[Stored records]
>>

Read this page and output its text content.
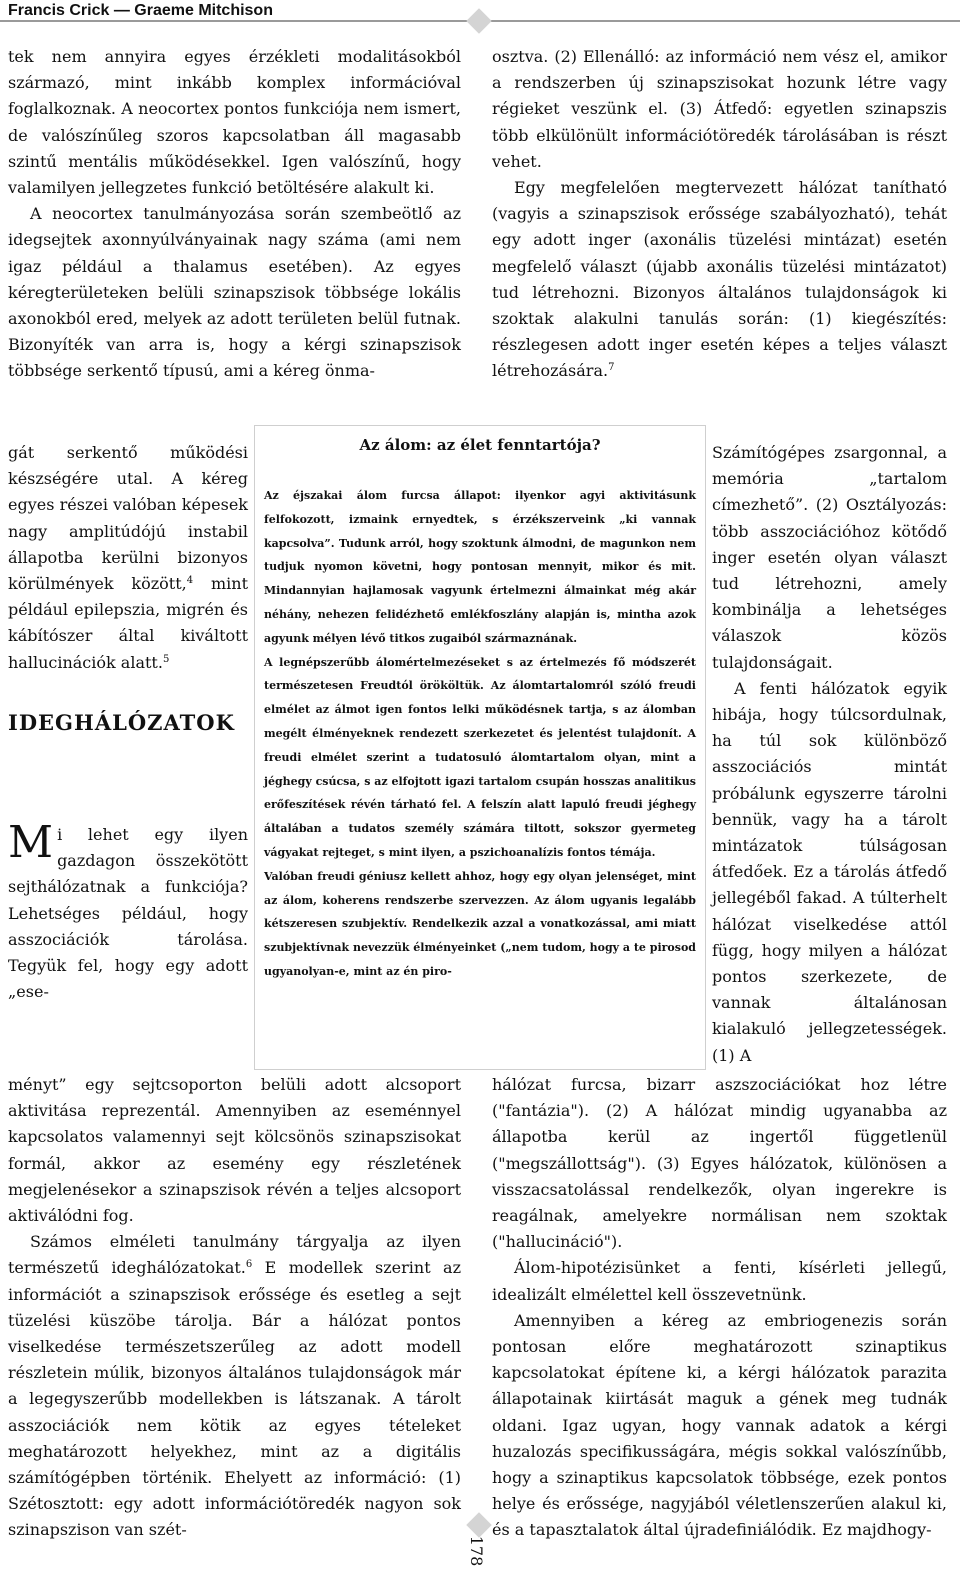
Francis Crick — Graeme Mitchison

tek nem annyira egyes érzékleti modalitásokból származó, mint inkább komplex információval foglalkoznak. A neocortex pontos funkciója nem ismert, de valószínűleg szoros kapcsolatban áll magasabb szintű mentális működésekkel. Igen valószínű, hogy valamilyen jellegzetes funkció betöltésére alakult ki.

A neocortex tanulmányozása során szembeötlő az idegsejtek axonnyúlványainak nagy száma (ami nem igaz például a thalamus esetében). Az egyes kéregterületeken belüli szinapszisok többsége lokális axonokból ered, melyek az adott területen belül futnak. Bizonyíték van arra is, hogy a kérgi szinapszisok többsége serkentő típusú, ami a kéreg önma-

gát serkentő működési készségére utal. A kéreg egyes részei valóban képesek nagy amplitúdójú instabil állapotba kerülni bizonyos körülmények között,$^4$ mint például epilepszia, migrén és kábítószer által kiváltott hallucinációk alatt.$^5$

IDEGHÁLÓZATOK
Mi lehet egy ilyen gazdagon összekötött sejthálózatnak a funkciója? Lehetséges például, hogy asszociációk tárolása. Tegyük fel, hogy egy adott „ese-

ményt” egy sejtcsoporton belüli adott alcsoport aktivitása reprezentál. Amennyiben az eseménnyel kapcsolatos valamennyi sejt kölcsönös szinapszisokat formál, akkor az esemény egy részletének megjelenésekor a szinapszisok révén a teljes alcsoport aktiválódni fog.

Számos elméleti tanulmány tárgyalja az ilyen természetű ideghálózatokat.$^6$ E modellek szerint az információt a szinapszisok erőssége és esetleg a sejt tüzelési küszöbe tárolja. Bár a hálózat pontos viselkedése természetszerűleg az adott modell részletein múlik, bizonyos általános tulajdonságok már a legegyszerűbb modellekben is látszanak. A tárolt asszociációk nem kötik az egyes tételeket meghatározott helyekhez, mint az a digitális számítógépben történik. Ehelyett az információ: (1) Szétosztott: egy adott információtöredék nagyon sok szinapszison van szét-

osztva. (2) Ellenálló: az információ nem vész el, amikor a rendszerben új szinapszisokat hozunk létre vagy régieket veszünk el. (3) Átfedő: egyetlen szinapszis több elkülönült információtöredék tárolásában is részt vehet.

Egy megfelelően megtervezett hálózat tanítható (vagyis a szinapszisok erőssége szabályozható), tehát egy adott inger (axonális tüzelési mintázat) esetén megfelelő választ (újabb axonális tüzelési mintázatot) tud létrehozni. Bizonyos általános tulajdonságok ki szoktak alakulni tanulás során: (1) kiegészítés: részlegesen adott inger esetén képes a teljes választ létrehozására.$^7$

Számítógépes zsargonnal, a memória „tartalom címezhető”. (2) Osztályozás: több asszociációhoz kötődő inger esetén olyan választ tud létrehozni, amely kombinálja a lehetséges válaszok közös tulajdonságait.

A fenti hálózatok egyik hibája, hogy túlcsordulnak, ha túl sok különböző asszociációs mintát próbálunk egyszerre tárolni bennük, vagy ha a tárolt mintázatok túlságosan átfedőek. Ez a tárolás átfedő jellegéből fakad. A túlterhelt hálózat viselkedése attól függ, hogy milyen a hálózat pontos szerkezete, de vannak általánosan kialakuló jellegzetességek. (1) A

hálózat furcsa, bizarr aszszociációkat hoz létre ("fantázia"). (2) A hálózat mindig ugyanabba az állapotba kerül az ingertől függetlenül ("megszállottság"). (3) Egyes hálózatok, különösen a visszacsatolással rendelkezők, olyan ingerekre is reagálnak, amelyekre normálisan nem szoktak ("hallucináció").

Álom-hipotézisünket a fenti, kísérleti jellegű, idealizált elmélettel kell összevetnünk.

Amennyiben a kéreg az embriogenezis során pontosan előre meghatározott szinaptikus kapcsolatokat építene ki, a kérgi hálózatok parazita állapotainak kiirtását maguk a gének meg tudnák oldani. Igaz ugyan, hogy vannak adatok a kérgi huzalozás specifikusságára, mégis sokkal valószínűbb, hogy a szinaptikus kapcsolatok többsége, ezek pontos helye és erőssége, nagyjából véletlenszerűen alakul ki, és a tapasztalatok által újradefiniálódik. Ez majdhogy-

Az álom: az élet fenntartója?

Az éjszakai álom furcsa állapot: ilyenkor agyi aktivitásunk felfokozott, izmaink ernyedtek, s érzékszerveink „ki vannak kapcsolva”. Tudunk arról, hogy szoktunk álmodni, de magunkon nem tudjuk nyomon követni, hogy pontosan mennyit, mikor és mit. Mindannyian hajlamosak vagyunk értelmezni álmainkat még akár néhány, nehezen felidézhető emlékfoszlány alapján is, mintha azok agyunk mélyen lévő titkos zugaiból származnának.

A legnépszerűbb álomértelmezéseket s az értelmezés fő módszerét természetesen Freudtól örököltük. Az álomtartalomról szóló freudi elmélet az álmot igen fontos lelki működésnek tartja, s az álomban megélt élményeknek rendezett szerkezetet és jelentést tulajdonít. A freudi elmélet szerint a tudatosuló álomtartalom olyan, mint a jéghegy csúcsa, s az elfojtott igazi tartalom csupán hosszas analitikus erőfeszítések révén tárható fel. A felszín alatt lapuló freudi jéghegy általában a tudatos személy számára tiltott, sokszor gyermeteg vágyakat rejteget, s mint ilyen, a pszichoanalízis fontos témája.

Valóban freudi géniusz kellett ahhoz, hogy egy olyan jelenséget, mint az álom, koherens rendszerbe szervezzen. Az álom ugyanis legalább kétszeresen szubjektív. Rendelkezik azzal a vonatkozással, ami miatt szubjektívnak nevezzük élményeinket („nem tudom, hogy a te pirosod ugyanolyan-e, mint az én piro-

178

<<
>>

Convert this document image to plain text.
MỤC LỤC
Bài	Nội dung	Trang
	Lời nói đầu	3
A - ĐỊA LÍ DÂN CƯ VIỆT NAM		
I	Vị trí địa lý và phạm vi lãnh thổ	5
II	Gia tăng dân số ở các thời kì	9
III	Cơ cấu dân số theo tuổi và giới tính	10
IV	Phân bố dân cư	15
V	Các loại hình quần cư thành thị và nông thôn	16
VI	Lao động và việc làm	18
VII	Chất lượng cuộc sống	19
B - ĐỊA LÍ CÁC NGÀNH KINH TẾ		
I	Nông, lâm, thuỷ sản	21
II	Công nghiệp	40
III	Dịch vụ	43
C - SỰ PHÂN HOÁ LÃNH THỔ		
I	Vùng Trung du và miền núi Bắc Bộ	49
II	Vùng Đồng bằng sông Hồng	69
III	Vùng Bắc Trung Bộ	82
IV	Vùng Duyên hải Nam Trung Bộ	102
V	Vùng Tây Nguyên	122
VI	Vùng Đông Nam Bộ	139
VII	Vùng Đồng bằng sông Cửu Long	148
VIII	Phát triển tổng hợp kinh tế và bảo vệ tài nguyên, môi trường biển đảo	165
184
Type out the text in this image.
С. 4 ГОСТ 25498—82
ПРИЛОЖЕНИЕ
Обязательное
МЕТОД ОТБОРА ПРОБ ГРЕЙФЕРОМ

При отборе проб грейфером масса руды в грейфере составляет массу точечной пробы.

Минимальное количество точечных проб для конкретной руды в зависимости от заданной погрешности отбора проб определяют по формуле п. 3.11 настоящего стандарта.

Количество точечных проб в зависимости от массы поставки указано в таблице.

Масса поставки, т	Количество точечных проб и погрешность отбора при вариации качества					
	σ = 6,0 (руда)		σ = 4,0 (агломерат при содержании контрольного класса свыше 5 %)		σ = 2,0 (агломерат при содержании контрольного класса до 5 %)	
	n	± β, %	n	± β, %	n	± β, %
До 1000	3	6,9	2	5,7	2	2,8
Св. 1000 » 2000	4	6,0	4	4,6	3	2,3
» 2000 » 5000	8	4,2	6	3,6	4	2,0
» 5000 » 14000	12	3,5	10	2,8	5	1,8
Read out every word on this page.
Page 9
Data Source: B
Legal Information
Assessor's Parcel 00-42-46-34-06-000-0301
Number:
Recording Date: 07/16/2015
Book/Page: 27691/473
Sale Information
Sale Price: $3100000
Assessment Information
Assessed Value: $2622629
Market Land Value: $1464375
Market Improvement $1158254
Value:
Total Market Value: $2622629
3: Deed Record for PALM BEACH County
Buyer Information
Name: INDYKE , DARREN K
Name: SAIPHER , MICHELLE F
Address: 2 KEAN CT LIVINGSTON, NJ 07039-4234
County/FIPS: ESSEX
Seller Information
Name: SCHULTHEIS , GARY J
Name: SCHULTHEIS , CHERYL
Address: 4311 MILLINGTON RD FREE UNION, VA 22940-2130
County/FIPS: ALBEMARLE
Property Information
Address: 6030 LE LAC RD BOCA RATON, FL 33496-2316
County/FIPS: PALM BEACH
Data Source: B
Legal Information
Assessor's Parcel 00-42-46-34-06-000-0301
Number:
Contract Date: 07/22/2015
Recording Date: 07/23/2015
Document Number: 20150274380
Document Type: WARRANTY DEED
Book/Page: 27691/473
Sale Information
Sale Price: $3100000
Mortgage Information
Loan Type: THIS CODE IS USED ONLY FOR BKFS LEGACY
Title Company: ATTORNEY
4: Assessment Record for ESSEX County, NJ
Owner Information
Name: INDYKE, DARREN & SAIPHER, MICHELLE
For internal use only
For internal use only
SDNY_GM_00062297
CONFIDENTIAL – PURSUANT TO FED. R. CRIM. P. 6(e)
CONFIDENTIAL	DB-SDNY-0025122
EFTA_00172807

<<

Check each line of these records for the string "Information" and state only how many lines have it.

# Exercise result
10